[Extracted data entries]
>>>>

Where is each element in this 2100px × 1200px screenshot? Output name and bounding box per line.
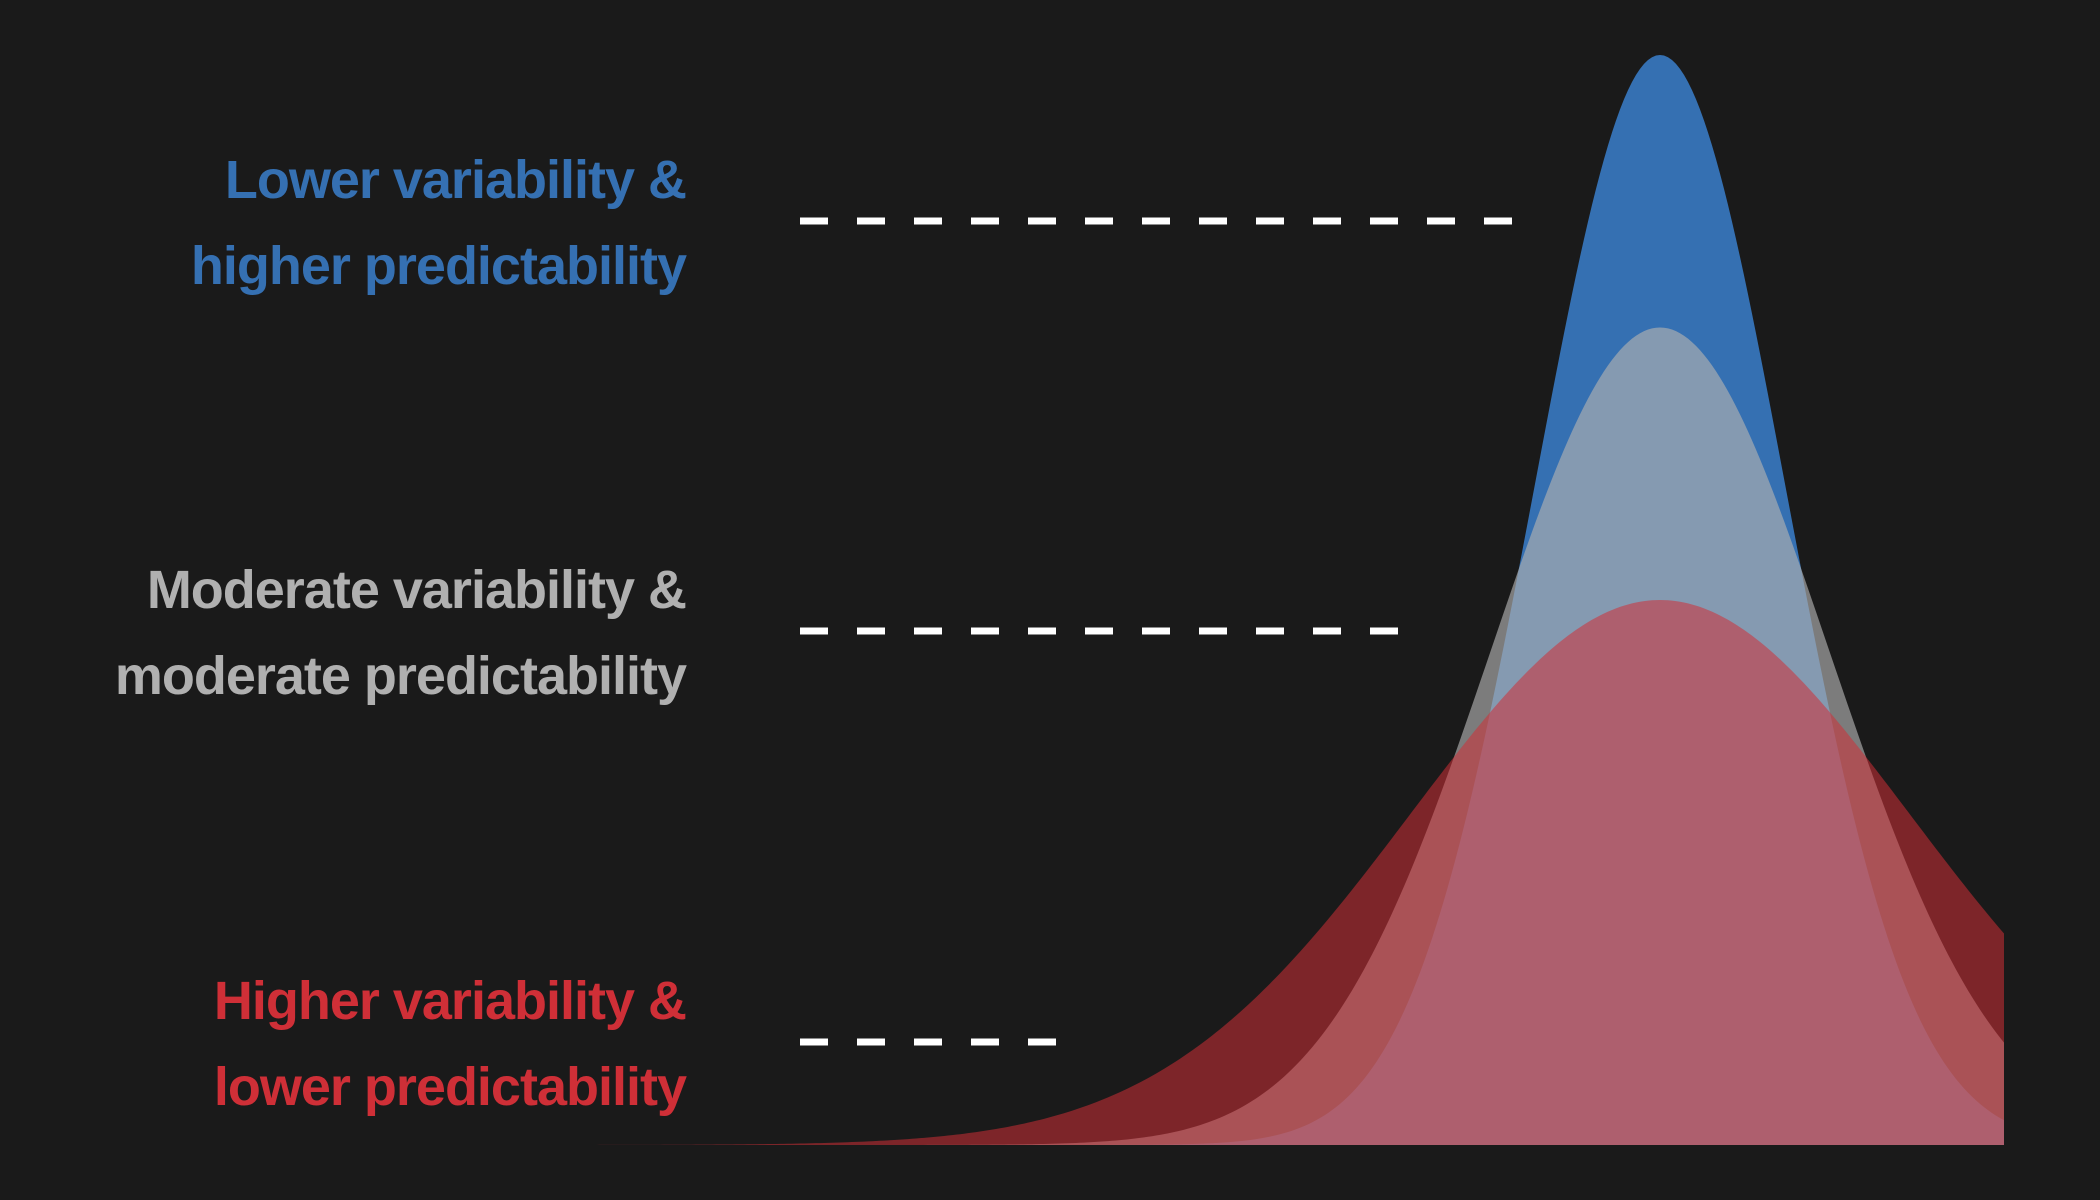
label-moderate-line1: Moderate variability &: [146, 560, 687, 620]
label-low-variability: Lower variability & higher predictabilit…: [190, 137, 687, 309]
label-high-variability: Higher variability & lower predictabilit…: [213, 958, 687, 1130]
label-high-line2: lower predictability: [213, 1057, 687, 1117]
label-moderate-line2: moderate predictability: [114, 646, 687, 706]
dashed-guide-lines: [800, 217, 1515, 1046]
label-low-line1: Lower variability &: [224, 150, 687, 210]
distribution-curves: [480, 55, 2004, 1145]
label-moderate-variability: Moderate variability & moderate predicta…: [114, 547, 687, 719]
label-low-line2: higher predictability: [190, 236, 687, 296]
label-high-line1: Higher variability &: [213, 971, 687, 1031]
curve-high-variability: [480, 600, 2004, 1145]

<<<<
>>>>

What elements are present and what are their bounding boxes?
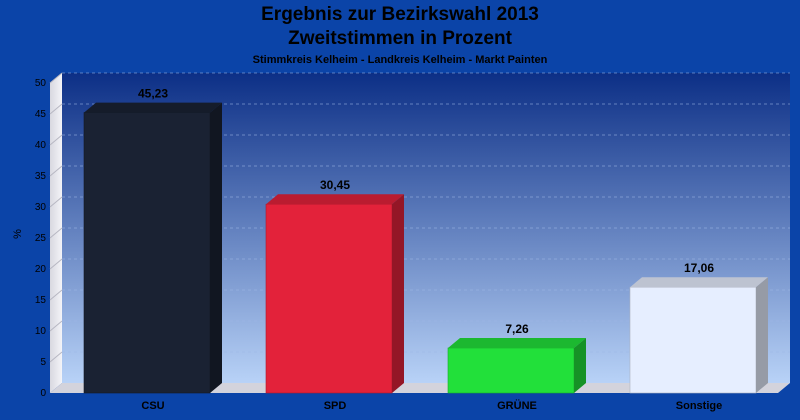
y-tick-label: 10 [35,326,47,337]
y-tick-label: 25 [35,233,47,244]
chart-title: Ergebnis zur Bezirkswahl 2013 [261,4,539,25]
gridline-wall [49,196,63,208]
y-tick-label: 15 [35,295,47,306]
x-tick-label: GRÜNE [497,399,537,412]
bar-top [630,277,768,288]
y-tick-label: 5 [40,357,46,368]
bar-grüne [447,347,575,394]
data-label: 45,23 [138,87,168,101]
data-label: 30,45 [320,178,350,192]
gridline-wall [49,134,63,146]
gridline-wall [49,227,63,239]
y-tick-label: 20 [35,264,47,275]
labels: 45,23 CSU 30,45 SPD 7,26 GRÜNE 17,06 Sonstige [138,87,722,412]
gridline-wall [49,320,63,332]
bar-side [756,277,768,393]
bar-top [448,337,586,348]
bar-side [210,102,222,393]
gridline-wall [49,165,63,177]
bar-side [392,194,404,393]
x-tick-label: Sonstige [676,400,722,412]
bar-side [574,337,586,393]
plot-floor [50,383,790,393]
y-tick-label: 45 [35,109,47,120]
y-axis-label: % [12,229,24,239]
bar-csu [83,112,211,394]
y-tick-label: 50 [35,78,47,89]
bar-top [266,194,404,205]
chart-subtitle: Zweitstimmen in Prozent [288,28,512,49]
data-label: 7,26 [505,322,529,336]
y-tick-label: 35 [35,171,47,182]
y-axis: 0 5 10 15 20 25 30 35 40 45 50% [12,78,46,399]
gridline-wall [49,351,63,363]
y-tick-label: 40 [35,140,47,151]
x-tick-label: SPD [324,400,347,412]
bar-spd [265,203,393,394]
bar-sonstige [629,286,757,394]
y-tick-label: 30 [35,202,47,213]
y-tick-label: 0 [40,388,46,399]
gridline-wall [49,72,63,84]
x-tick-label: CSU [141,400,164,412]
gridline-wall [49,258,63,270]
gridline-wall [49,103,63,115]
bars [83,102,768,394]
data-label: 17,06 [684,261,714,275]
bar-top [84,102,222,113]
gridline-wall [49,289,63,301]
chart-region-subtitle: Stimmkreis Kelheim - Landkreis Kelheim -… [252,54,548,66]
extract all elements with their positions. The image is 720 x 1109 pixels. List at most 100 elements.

<<<<

SHORT PROBLEM: Write the records as a numbered list, from the line containing "Where is each" through the line containing "curve-high-variability: [480, 600, 2004, 1145]", both included. Leave out the pictures and any blank lines.

RESPONSE BELOW:
1. Where is each element in this 2100px × 1200px screenshot? Output name and bounding box per line.
2. label-moderate-line1: Moderate variability &: [146, 560, 687, 620]
3. label-low-variability: Lower variability & higher predictabilit…: [190, 137, 687, 309]
4. label-high-variability: Higher variability & lower predictabilit…: [213, 958, 687, 1130]
5. label-high-line2: lower predictability: [213, 1057, 687, 1117]
6. label-moderate-line2: moderate predictability: [114, 646, 687, 706]
7. dashed-guide-lines: [800, 217, 1515, 1046]
8. label-low-line1: Lower variability &: [224, 150, 687, 210]
9. distribution-curves: [480, 55, 2004, 1145]
10. label-moderate-variability: Moderate variability & moderate predicta…: [114, 547, 687, 719]
11. label-low-line2: higher predictability: [190, 236, 687, 296]
12. label-high-line1: Higher variability &: [213, 971, 687, 1031]
13. curve-high-variability: [480, 600, 2004, 1145]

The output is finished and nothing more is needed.